Directions => How many of the lines below hold the word "xlabel"? Answer only with the number.

Working data =>
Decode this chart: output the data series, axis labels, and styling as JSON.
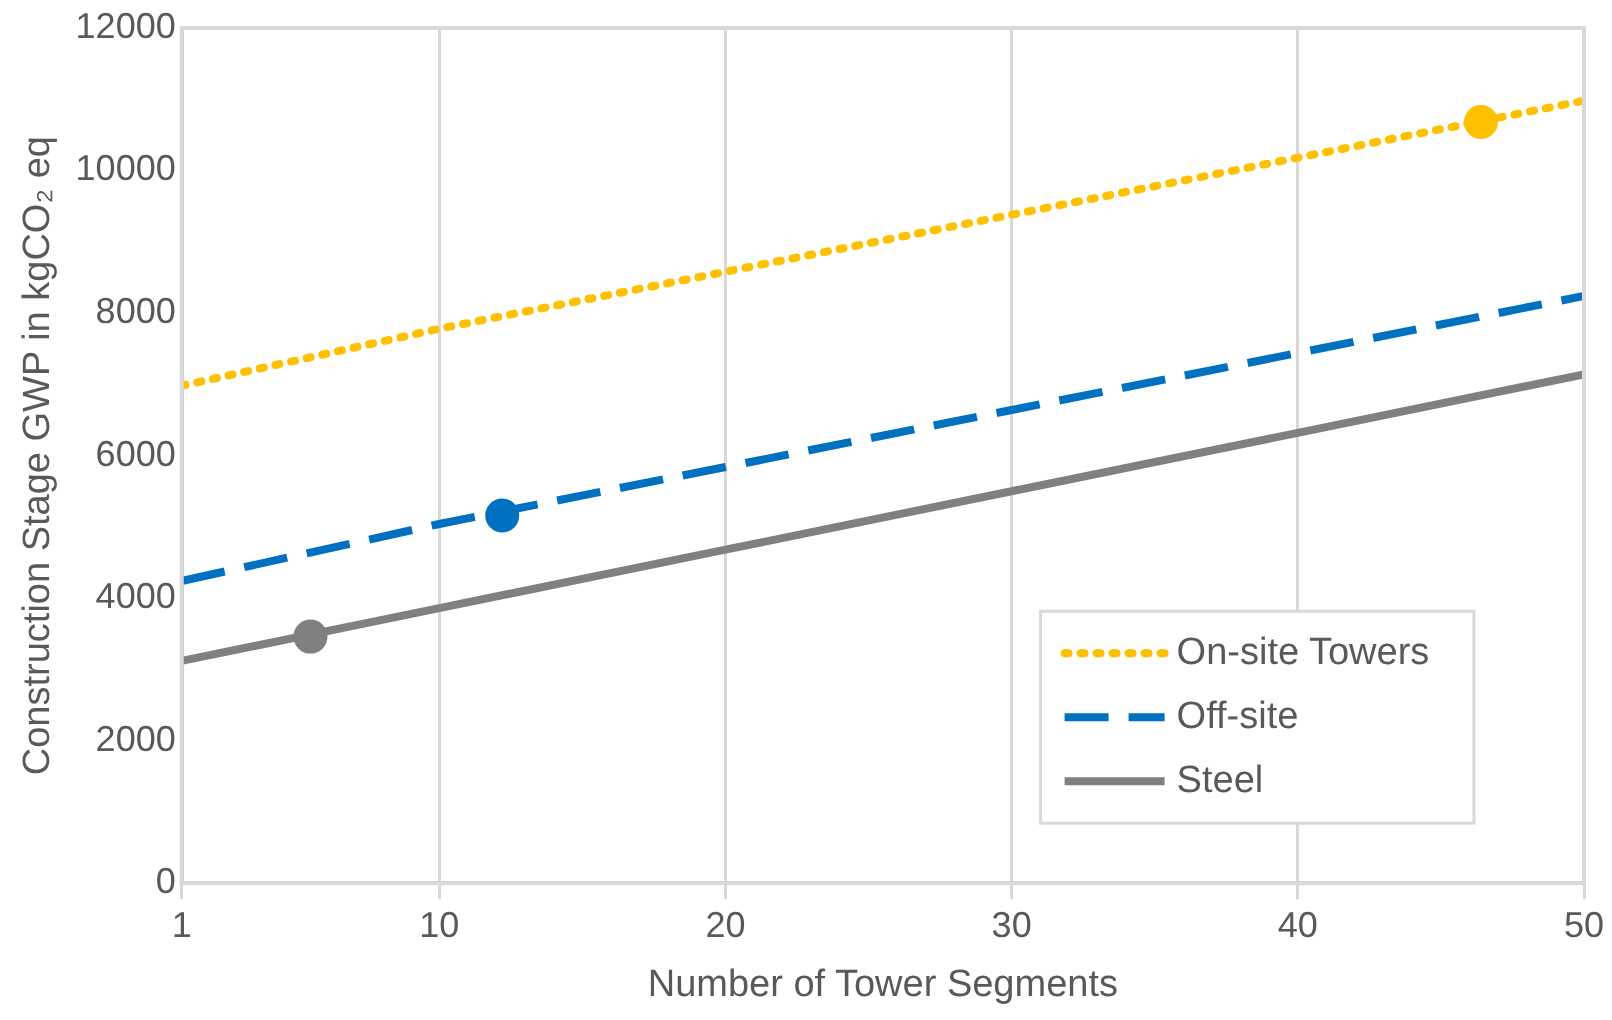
{
  "chart_data": {
    "type": "line",
    "xlabel": "Number of Tower Segments",
    "ylabel": "Construction Stage GWP in kgCO₂ eq",
    "series": [
      {
        "name": "On-site Towers",
        "color": "#ffc000",
        "line_style": "dotted",
        "x": [
          1,
          10,
          20,
          30,
          40,
          50
        ],
        "values": [
          6980,
          7780,
          8580,
          9380,
          10180,
          10980
        ]
      },
      {
        "name": "Off-site",
        "color": "#0070c0",
        "line_style": "dashed",
        "x": [
          1,
          10,
          20,
          30,
          40,
          50
        ],
        "values": [
          4240,
          5040,
          5840,
          6640,
          7440,
          8240
        ]
      },
      {
        "name": "Steel",
        "color": "#808080",
        "line_style": "solid",
        "x": [
          1,
          10,
          20,
          30,
          40,
          50
        ],
        "values": [
          3120,
          3860,
          4680,
          5500,
          6320,
          7140
        ]
      },
      {
        "type": "scatter",
        "color": "#ffc000",
        "marker": "circle",
        "x": [
          46.4
        ],
        "values": [
          10680
        ]
      },
      {
        "type": "scatter",
        "color": "#0070c0",
        "marker": "circle",
        "x": [
          12.2
        ],
        "values": [
          5160
        ]
      },
      {
        "type": "scatter",
        "color": "#808080",
        "marker": "circle",
        "x": [
          5.5
        ],
        "values": [
          3460
        ]
      }
    ],
    "xlim": [
      1,
      50
    ],
    "xticks": [
      1,
      10,
      20,
      30,
      40,
      50
    ],
    "ylim": [
      0,
      12000
    ],
    "yticks": [
      0,
      2000,
      4000,
      6000,
      8000,
      10000,
      12000
    ],
    "grid": "x",
    "legend": "bottom right"
  }
}
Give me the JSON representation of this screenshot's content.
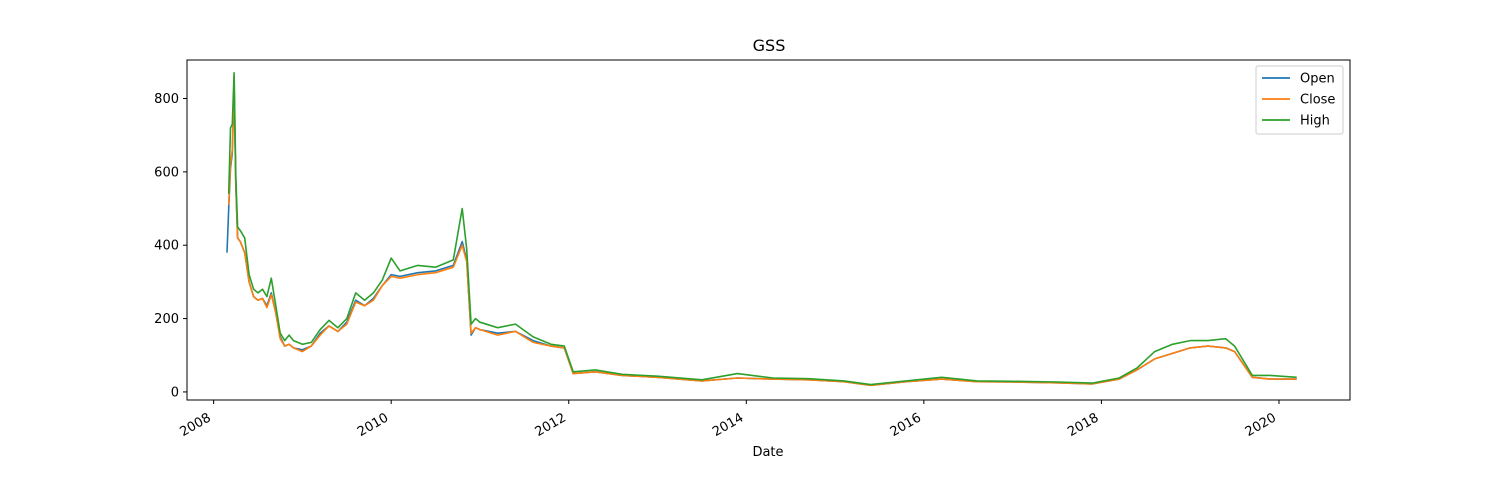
{
  "chart_data": {
    "type": "line",
    "title": "GSS",
    "xlabel": "Date",
    "ylabel": "",
    "xlim": [
      2007.7,
      2020.8
    ],
    "ylim": [
      -22,
      905
    ],
    "x_ticks": [
      2008,
      2010,
      2012,
      2014,
      2016,
      2018,
      2020
    ],
    "x_tick_labels": [
      "2008",
      "2010",
      "2012",
      "2014",
      "2016",
      "2018",
      "2020"
    ],
    "y_ticks": [
      0,
      200,
      400,
      600,
      800
    ],
    "y_tick_labels": [
      "0",
      "200",
      "400",
      "600",
      "800"
    ],
    "grid": false,
    "legend_position": "top-right",
    "series": [
      {
        "name": "Open",
        "color": "#1f77b4",
        "x": [
          2008.15,
          2008.17,
          2008.19,
          2008.21,
          2008.23,
          2008.25,
          2008.27,
          2008.3,
          2008.35,
          2008.4,
          2008.45,
          2008.5,
          2008.55,
          2008.6,
          2008.65,
          2008.7,
          2008.75,
          2008.8,
          2008.85,
          2008.9,
          2009.0,
          2009.1,
          2009.2,
          2009.3,
          2009.4,
          2009.5,
          2009.6,
          2009.7,
          2009.8,
          2009.9,
          2010.0,
          2010.1,
          2010.3,
          2010.5,
          2010.7,
          2010.8,
          2010.85,
          2010.9,
          2010.95,
          2011.0,
          2011.2,
          2011.4,
          2011.6,
          2011.8,
          2011.95,
          2012.05,
          2012.3,
          2012.6,
          2013.0,
          2013.5,
          2013.9,
          2014.3,
          2014.7,
          2015.1,
          2015.4,
          2015.8,
          2016.2,
          2016.6,
          2017.0,
          2017.5,
          2017.9,
          2018.2,
          2018.4,
          2018.6,
          2018.8,
          2019.0,
          2019.2,
          2019.4,
          2019.5,
          2019.7,
          2019.9,
          2020.2
        ],
        "values": [
          380,
          500,
          610,
          650,
          830,
          560,
          420,
          410,
          380,
          300,
          260,
          250,
          255,
          235,
          270,
          215,
          150,
          125,
          130,
          120,
          115,
          125,
          160,
          180,
          165,
          190,
          250,
          235,
          255,
          290,
          320,
          315,
          325,
          330,
          345,
          410,
          360,
          155,
          175,
          170,
          160,
          165,
          140,
          125,
          120,
          50,
          55,
          45,
          40,
          30,
          38,
          35,
          33,
          28,
          18,
          28,
          35,
          28,
          27,
          25,
          22,
          35,
          60,
          90,
          105,
          120,
          125,
          120,
          110,
          40,
          35,
          35
        ]
      },
      {
        "name": "Close",
        "color": "#ff7f0e",
        "x": [
          2008.17,
          2008.19,
          2008.21,
          2008.23,
          2008.25,
          2008.27,
          2008.3,
          2008.35,
          2008.4,
          2008.45,
          2008.5,
          2008.55,
          2008.6,
          2008.65,
          2008.7,
          2008.75,
          2008.8,
          2008.85,
          2008.9,
          2009.0,
          2009.1,
          2009.2,
          2009.3,
          2009.4,
          2009.5,
          2009.6,
          2009.7,
          2009.8,
          2009.9,
          2010.0,
          2010.1,
          2010.3,
          2010.5,
          2010.7,
          2010.8,
          2010.85,
          2010.9,
          2010.95,
          2011.0,
          2011.2,
          2011.4,
          2011.6,
          2011.8,
          2011.95,
          2012.05,
          2012.3,
          2012.6,
          2013.0,
          2013.5,
          2013.9,
          2014.3,
          2014.7,
          2015.1,
          2015.4,
          2015.8,
          2016.2,
          2016.6,
          2017.0,
          2017.5,
          2017.9,
          2018.2,
          2018.4,
          2018.6,
          2018.8,
          2019.0,
          2019.2,
          2019.4,
          2019.5,
          2019.7,
          2019.9,
          2020.2
        ],
        "values": [
          510,
          620,
          660,
          860,
          570,
          420,
          410,
          380,
          300,
          260,
          250,
          255,
          230,
          265,
          215,
          145,
          125,
          130,
          120,
          110,
          125,
          155,
          180,
          165,
          185,
          245,
          235,
          250,
          290,
          315,
          310,
          320,
          325,
          340,
          400,
          355,
          160,
          175,
          170,
          155,
          165,
          135,
          125,
          120,
          50,
          55,
          45,
          40,
          30,
          38,
          35,
          33,
          28,
          18,
          28,
          35,
          28,
          27,
          25,
          22,
          35,
          60,
          90,
          105,
          120,
          125,
          120,
          110,
          40,
          35,
          35
        ]
      },
      {
        "name": "High",
        "color": "#2ca02c",
        "x": [
          2008.17,
          2008.19,
          2008.21,
          2008.23,
          2008.25,
          2008.27,
          2008.3,
          2008.35,
          2008.4,
          2008.45,
          2008.5,
          2008.55,
          2008.6,
          2008.65,
          2008.7,
          2008.75,
          2008.8,
          2008.85,
          2008.9,
          2009.0,
          2009.1,
          2009.2,
          2009.3,
          2009.4,
          2009.5,
          2009.6,
          2009.7,
          2009.8,
          2009.9,
          2010.0,
          2010.1,
          2010.3,
          2010.5,
          2010.7,
          2010.8,
          2010.85,
          2010.9,
          2010.95,
          2011.0,
          2011.2,
          2011.4,
          2011.6,
          2011.8,
          2011.95,
          2012.05,
          2012.3,
          2012.6,
          2013.0,
          2013.5,
          2013.9,
          2014.3,
          2014.7,
          2015.1,
          2015.4,
          2015.8,
          2016.2,
          2016.6,
          2017.0,
          2017.5,
          2017.9,
          2018.2,
          2018.4,
          2018.6,
          2018.8,
          2019.0,
          2019.2,
          2019.4,
          2019.5,
          2019.7,
          2019.9,
          2020.2
        ],
        "values": [
          540,
          720,
          730,
          870,
          590,
          450,
          440,
          420,
          320,
          280,
          270,
          280,
          260,
          310,
          235,
          160,
          140,
          155,
          140,
          130,
          135,
          170,
          195,
          175,
          200,
          270,
          250,
          270,
          305,
          365,
          330,
          345,
          340,
          360,
          500,
          390,
          185,
          200,
          190,
          175,
          185,
          150,
          130,
          125,
          55,
          60,
          48,
          43,
          33,
          50,
          38,
          36,
          30,
          20,
          30,
          40,
          30,
          29,
          27,
          24,
          38,
          65,
          110,
          130,
          140,
          140,
          145,
          125,
          45,
          45,
          40
        ]
      }
    ]
  }
}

Solution => 2